===== Provided data =====

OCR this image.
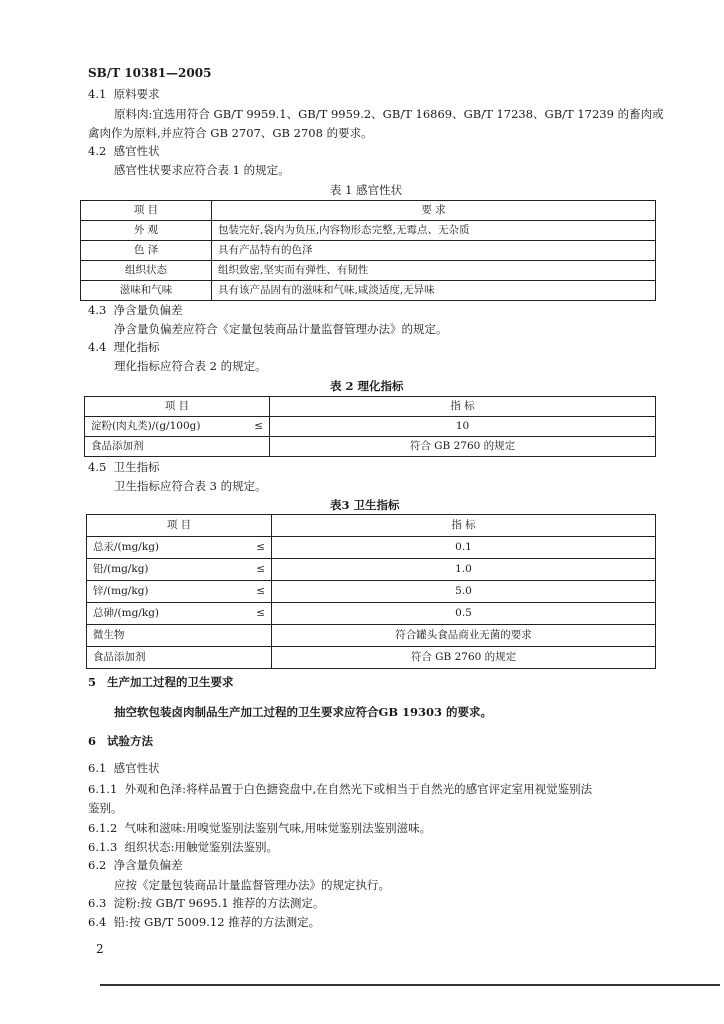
SB/T 10381—2005
4.1 原料要求
原料肉:宜选用符合 GB/T 9959.1、GB/T 9959.2、GB/T 16869、GB/T 17238、GB/T 17239 的畜肉或
禽肉作为原料,并应符合 GB 2707、GB 2708 的要求。
4.2 感官性状
感官性状要求应符合表 1 的规定。
表 1 感官性状
项 目	要 求
外 观	包装完好,袋内为负压,内容物形态完整,无霉点、无杂质
色 泽	具有产品特有的色泽
组织状态	组织致密,坚实而有弹性、有韧性
滋味和气味	具有该产品固有的滋味和气味,咸淡适度,无异味
4.3 净含量负偏差
净含量负偏差应符合《定量包装商品计量监督管理办法》的规定。
4.4 理化指标
理化指标应符合表 2 的规定。
表 2 理化指标
项 目		指 标
淀粉(肉丸类)/(g/100g)	≤	10
食品添加剂		符合 GB 2760 的规定
4.5 卫生指标
卫生指标应符合表 3 的规定。
表3 卫生指标
项 目		指 标
总汞/(mg/kg)	≤	0.1
铅/(mg/kg)	≤	1.0
锌/(mg/kg)	≤	5.0
总砷/(mg/kg)	≤	0.5
微生物		符合罐头食品商业无菌的要求
食品添加剂		符合 GB 2760 的规定
5 生产加工过程的卫生要求
抽空软包装卤肉制品生产加工过程的卫生要求应符合GB 19303 的要求。
6 试验方法
6.1 感官性状
6.1.1 外观和色泽:将样品置于白色搪瓷盘中,在自然光下或相当于自然光的感官评定室用视觉鉴别法
鉴别。
6.1.2 气味和滋味:用嗅觉鉴别法鉴别气味,用味觉鉴别法鉴别滋味。
6.1.3 组织状态:用触觉鉴别法鉴别。
6.2 净含量负偏差
应按《定量包装商品计量监督管理办法》的规定执行。
6.3 淀粉:按 GB/T 9695.1 推荐的方法测定。
6.4 铅:按 GB/T 5009.12 推荐的方法测定。
2
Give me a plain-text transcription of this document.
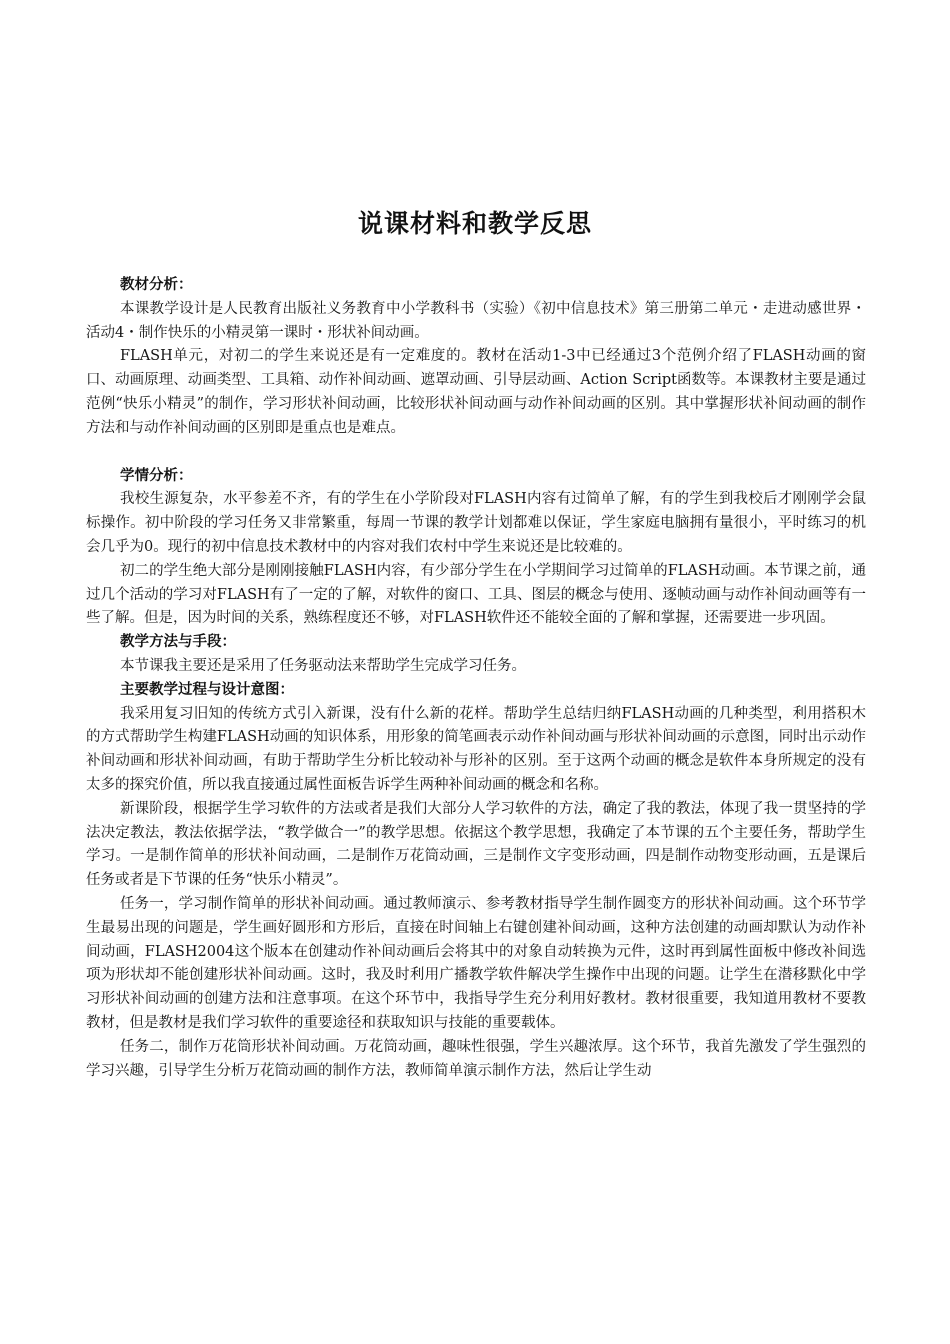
说课材料和教学反思

教材分析：

本课教学设计是人民教育出版社义务教育中小学教科书（实验）《初中信息技术》第三册第二单元・走进动感世界・活动4・制作快乐的小精灵第一课时・形状补间动画。

FLASH单元，对初二的学生来说还是有一定难度的。教材在活动1-3中已经通过3个范例介绍了FLASH动画的窗口、动画原理、动画类型、工具箱、动作补间动画、遮罩动画、引导层动画、Action Script函数等。本课教材主要是通过范例“快乐小精灵”的制作，学习形状补间动画，比较形状补间动画与动作补间动画的区别。其中掌握形状补间动画的制作方法和与动作补间动画的区别即是重点也是难点。

学情分析：

我校生源复杂，水平参差不齐，有的学生在小学阶段对FLASH内容有过简单了解，有的学生到我校后才刚刚学会鼠标操作。初中阶段的学习任务又非常繁重，每周一节课的教学计划都难以保证，学生家庭电脑拥有量很小，平时练习的机会几乎为0。现行的初中信息技术教材中的内容对我们农村中学生来说还是比较难的。

初二的学生绝大部分是刚刚接触FLASH内容，有少部分学生在小学期间学习过简单的FLASH动画。本节课之前，通过几个活动的学习对FLASH有了一定的了解，对软件的窗口、工具、图层的概念与使用、逐帧动画与动作补间动画等有一些了解。但是，因为时间的关系，熟练程度还不够，对FLASH软件还不能较全面的了解和掌握，还需要进一步巩固。

教学方法与手段：

本节课我主要还是采用了任务驱动法来帮助学生完成学习任务。

主要教学过程与设计意图：

我采用复习旧知的传统方式引入新课，没有什么新的花样。帮助学生总结归纳FLASH动画的几种类型，利用搭积木的方式帮助学生构建FLASH动画的知识体系，用形象的简笔画表示动作补间动画与形状补间动画的示意图，同时出示动作补间动画和形状补间动画，有助于帮助学生分析比较动补与形补的区别。至于这两个动画的概念是软件本身所规定的没有太多的探究价值，所以我直接通过属性面板告诉学生两种补间动画的概念和名称。

新课阶段，根据学生学习软件的方法或者是我们大部分人学习软件的方法，确定了我的教法，体现了我一贯坚持的学法决定教法，教法依据学法，“教学做合一”的教学思想。依据这个教学思想，我确定了本节课的五个主要任务，帮助学生学习。一是制作简单的形状补间动画，二是制作万花筒动画，三是制作文字变形动画，四是制作动物变形动画，五是课后任务或者是下节课的任务“快乐小精灵”。

任务一，学习制作简单的形状补间动画。通过教师演示、参考教材指导学生制作圆变方的形状补间动画。这个环节学生最易出现的问题是，学生画好圆形和方形后，直接在时间轴上右键创建补间动画，这种方法创建的动画却默认为动作补间动画，FLASH2004这个版本在创建动作补间动画后会将其中的对象自动转换为元件，这时再到属性面板中修改补间选项为形状却不能创建形状补间动画。这时，我及时利用广播教学软件解决学生操作中出现的问题。让学生在潜移默化中学习形状补间动画的创建方法和注意事项。在这个环节中，我指导学生充分利用好教材。教材很重要，我知道用教材不要教教材，但是教材是我们学习软件的重要途径和获取知识与技能的重要载体。

任务二，制作万花筒形状补间动画。万花筒动画，趣味性很强，学生兴趣浓厚。这个环节，我首先激发了学生强烈的学习兴趣，引导学生分析万花筒动画的制作方法，教师简单演示制作方法，然后让学生动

=====

◆ **Directions**
Report each line in the preceding entries that holds the string "快乐小精灵".

◆ **Full solution**
FLASH单元，对初二的学生来说还是有一定难度的。教材在活动1-3中已经通过3个范例介绍了FLASH动画的窗口、动画原理、动画类型、工具箱、动作补间动画、遮罩动画、引导层动画、Action Script函数等。本课教材主要是通过范例“快乐小精灵”的制作，学习形状补间动画，比较形状补间动画与动作补间动画的区别。其中掌握形状补间动画的制作方法和与动作补间动画的区别即是重点也是难点。
新课阶段，根据学生学习软件的方法或者是我们大部分人学习软件的方法，确定了我的教法，体现了我一贯坚持的学法决定教法，教法依据学法，“教学做合一”的教学思想。依据这个教学思想，我确定了本节课的五个主要任务，帮助学生学习。一是制作简单的形状补间动画，二是制作万花筒动画，三是制作文字变形动画，四是制作动物变形动画，五是课后任务或者是下节课的任务“快乐小精灵”。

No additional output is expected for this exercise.